>> START Recorded information
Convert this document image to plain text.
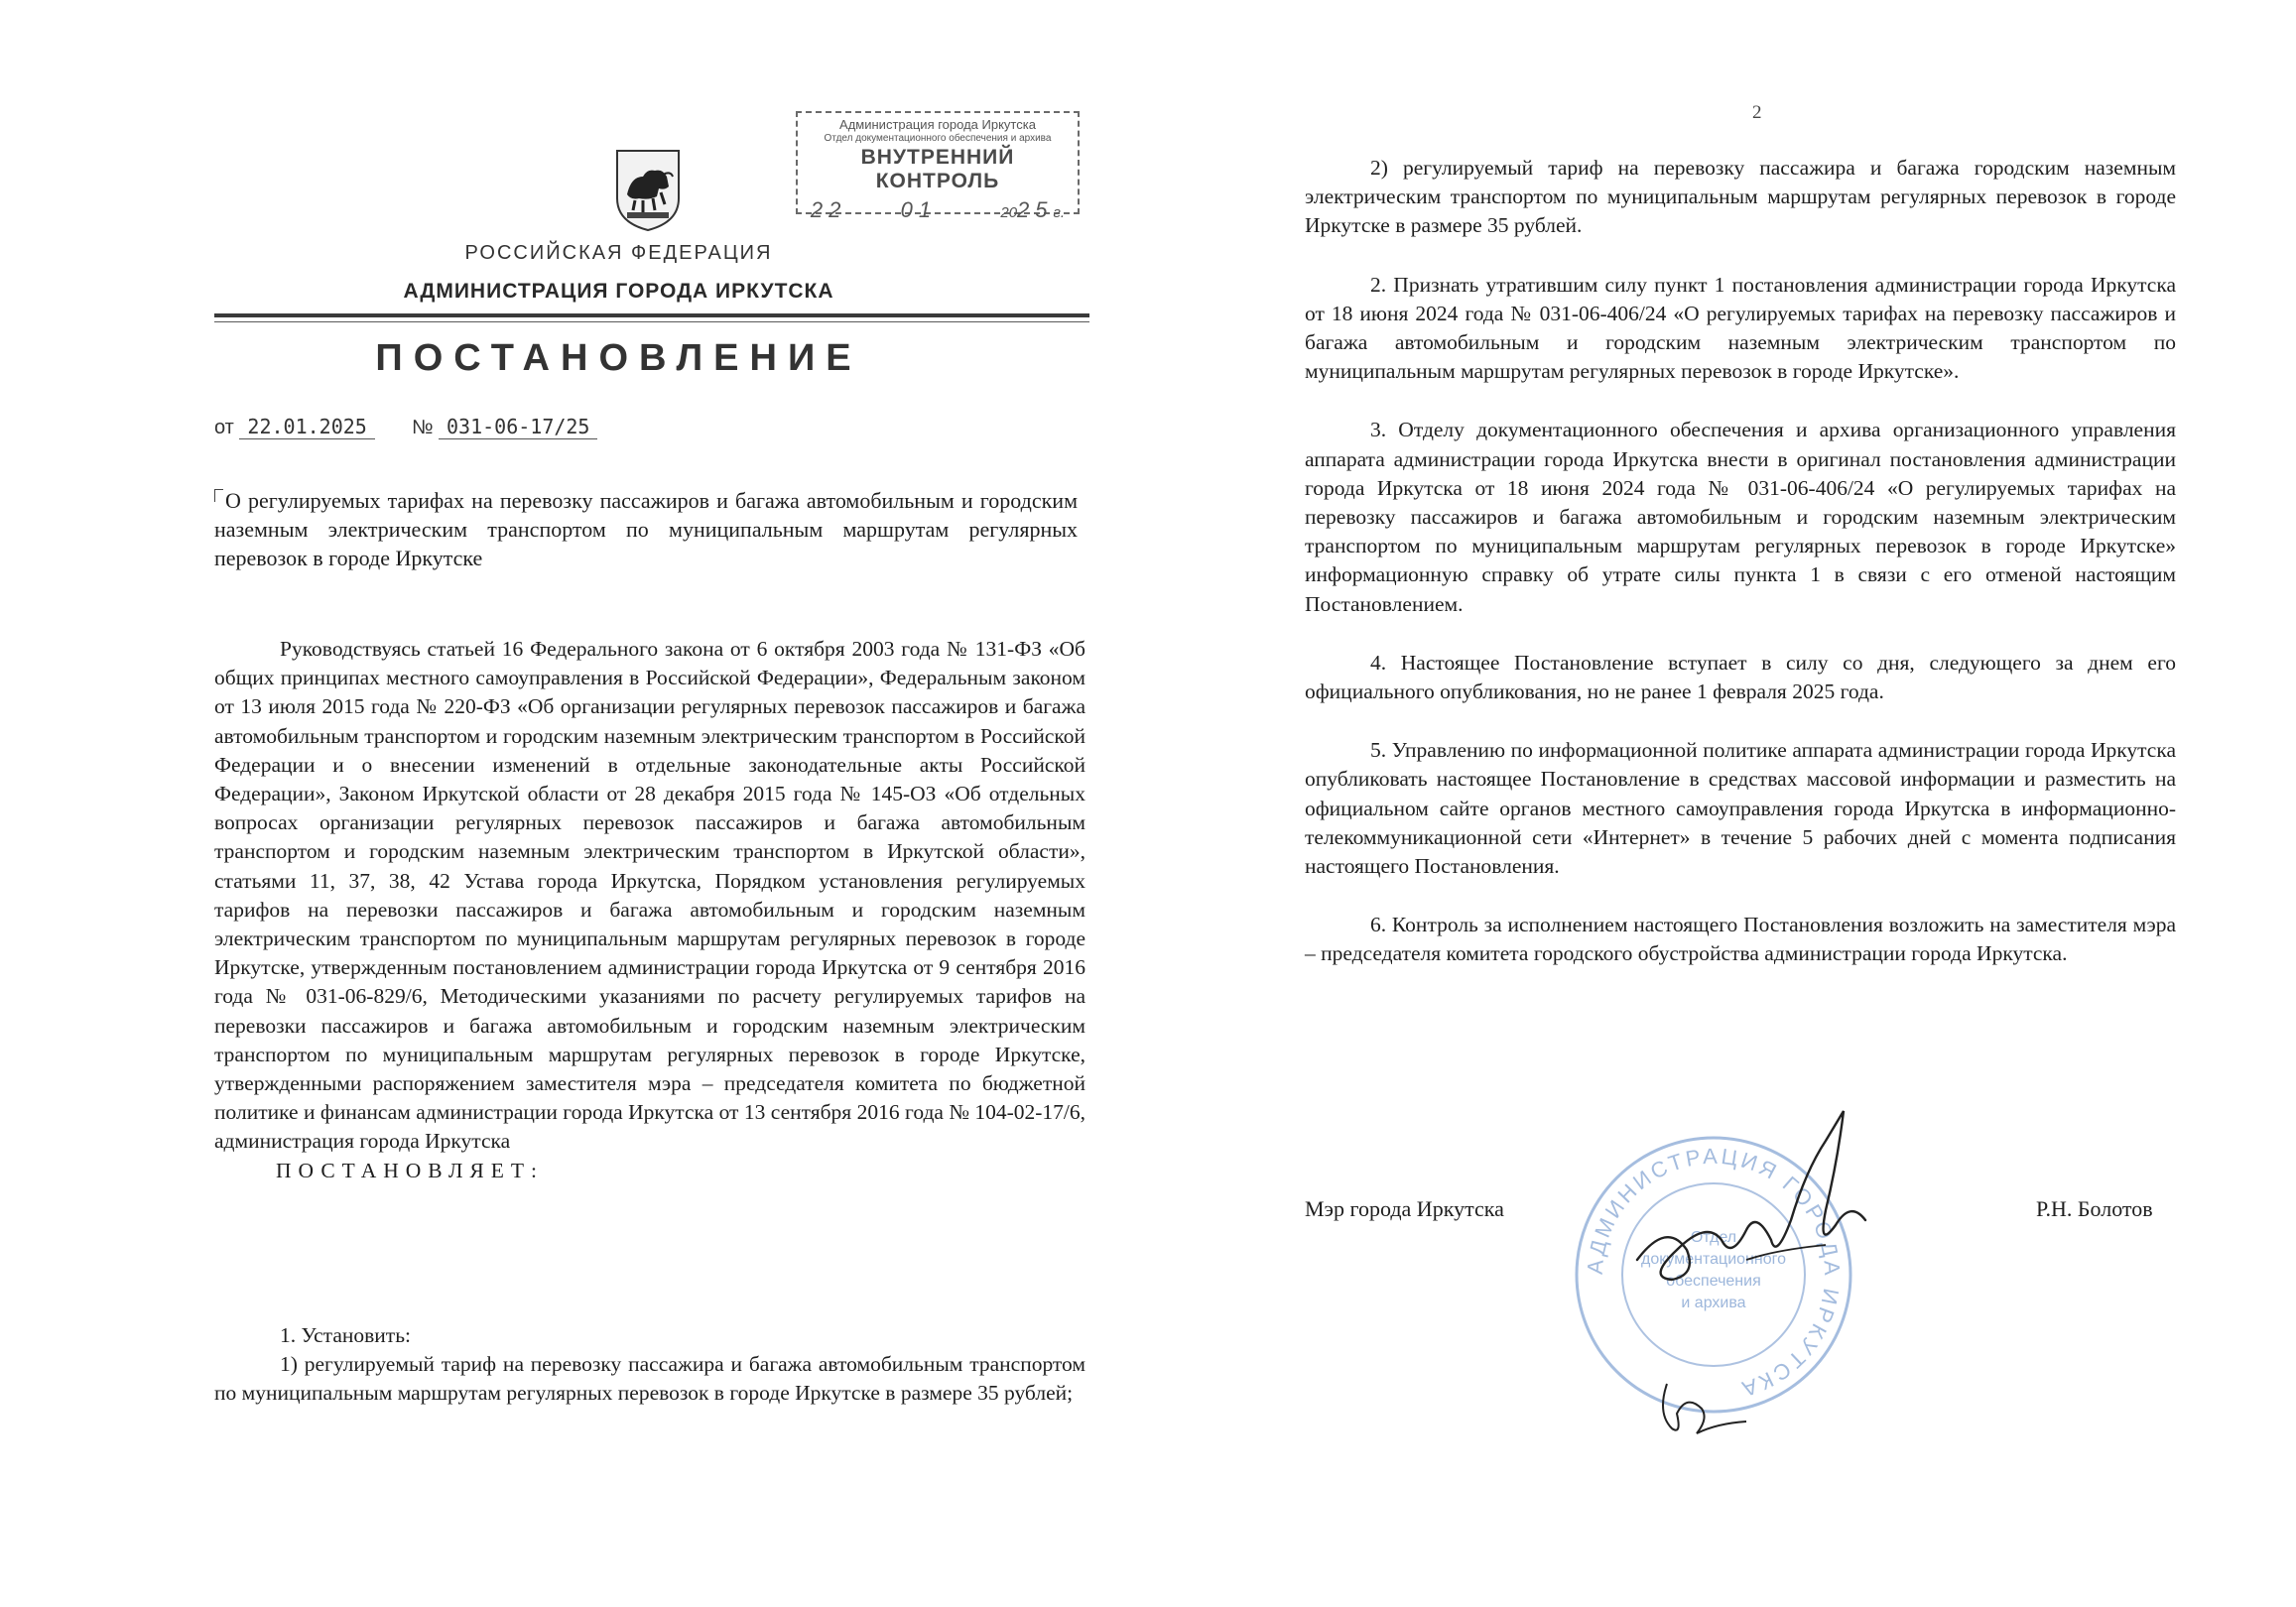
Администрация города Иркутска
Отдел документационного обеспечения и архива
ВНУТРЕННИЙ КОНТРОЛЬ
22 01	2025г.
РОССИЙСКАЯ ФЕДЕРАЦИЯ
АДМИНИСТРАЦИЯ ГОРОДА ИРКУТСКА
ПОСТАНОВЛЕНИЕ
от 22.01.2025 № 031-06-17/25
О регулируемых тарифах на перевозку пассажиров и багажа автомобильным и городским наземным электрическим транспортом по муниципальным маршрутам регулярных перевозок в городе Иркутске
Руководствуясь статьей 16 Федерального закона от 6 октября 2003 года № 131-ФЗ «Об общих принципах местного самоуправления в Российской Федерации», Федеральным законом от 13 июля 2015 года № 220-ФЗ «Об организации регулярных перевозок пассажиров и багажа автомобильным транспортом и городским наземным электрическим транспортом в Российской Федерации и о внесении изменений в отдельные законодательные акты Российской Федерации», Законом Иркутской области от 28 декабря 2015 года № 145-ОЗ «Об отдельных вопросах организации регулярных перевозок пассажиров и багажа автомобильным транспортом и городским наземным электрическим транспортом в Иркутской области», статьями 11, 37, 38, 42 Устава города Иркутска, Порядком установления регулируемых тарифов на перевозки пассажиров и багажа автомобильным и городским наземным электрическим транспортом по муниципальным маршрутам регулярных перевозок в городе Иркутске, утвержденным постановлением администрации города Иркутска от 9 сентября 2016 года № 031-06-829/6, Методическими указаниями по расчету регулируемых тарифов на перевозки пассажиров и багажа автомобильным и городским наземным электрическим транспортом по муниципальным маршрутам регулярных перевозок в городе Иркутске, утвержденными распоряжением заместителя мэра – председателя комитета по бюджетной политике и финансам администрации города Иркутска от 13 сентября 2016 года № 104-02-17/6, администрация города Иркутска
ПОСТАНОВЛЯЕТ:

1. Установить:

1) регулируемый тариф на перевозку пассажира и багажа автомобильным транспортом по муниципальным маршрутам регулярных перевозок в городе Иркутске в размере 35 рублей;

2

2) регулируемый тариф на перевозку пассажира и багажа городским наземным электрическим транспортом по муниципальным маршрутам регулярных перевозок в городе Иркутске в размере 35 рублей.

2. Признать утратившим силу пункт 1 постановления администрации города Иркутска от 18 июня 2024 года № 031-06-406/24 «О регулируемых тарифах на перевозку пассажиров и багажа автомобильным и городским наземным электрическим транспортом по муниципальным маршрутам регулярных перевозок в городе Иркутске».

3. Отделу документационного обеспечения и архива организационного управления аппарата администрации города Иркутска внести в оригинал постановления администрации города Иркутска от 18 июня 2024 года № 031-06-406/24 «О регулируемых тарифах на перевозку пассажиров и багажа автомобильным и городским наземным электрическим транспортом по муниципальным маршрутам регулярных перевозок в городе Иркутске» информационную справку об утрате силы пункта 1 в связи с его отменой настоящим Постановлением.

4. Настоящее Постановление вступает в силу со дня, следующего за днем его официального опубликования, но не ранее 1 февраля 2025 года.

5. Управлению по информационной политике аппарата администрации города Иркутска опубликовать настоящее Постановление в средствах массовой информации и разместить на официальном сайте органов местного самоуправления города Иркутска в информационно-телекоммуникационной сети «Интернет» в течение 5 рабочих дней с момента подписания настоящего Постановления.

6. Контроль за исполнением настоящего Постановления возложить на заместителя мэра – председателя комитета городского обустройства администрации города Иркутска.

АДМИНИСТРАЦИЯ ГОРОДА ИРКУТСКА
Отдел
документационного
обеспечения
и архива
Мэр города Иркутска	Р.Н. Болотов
>> END Recorded information
>> START Recorded information
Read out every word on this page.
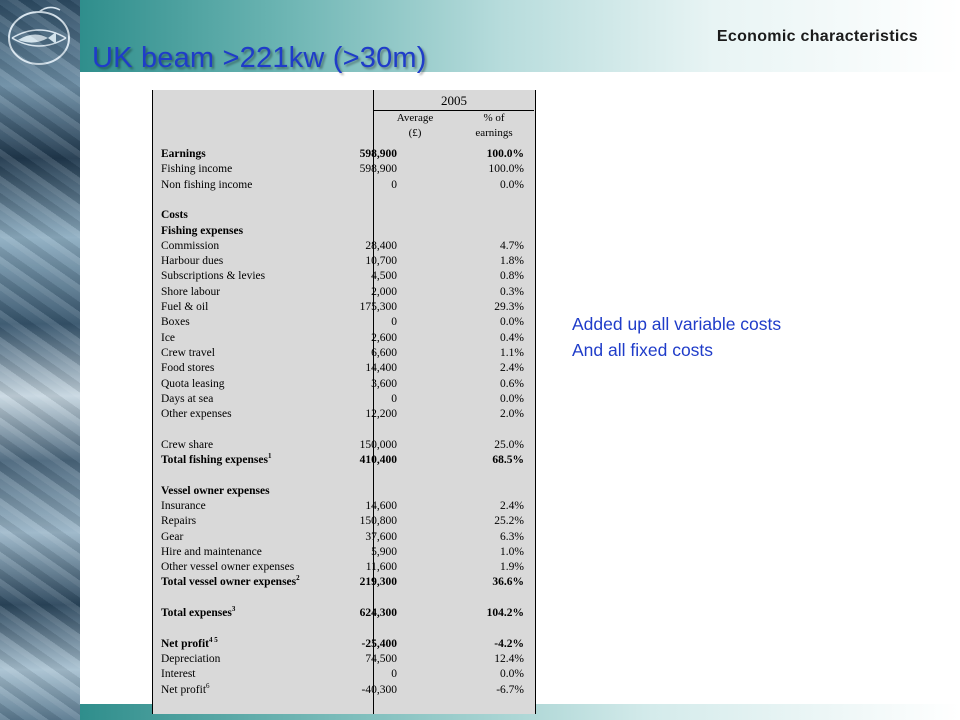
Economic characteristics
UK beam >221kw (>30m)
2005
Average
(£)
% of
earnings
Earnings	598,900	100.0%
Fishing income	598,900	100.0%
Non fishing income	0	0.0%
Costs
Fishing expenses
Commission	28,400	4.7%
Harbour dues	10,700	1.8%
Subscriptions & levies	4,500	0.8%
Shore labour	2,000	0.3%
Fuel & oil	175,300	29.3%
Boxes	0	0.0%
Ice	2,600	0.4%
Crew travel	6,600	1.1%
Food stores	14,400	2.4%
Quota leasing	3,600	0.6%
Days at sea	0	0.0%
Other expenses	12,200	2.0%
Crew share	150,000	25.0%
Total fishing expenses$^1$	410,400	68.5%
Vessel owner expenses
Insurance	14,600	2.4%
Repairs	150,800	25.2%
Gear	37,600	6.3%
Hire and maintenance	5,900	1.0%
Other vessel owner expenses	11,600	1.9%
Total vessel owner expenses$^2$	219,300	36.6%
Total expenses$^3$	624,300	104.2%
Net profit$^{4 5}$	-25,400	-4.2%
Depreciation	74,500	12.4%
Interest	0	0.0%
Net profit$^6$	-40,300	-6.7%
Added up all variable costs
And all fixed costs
>> END Recorded information
>> START Recorded information
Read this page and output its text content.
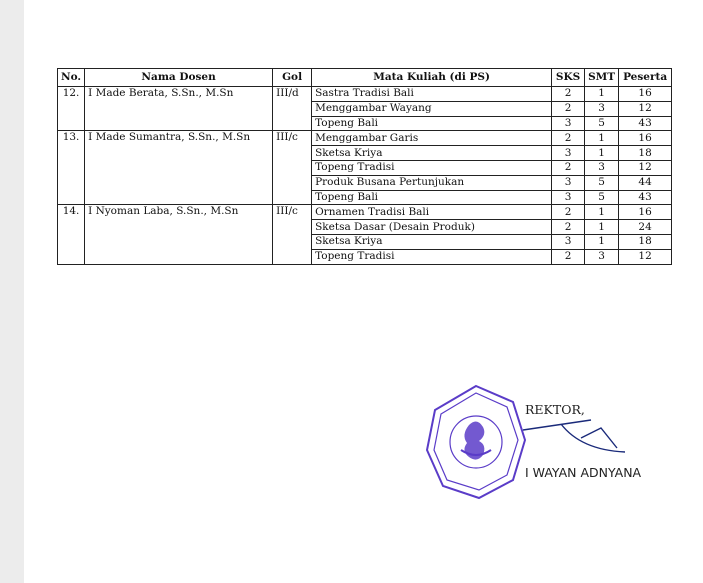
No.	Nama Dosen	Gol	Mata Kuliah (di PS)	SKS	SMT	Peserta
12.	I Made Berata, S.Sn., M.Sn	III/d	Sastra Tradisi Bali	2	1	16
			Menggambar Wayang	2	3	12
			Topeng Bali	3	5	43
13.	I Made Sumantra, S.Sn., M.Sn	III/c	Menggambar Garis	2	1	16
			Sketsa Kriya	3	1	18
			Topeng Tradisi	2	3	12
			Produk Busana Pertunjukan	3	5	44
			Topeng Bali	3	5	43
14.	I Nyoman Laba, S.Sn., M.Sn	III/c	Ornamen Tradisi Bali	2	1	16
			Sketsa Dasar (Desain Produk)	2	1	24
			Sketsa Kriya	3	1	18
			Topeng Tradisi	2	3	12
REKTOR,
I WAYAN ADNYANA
>> END Recorded information
• [Objective]:
The word "text" may appear on some lines. Report how many lines hold it, giving the number alone.

• [Answer to this problem]:
2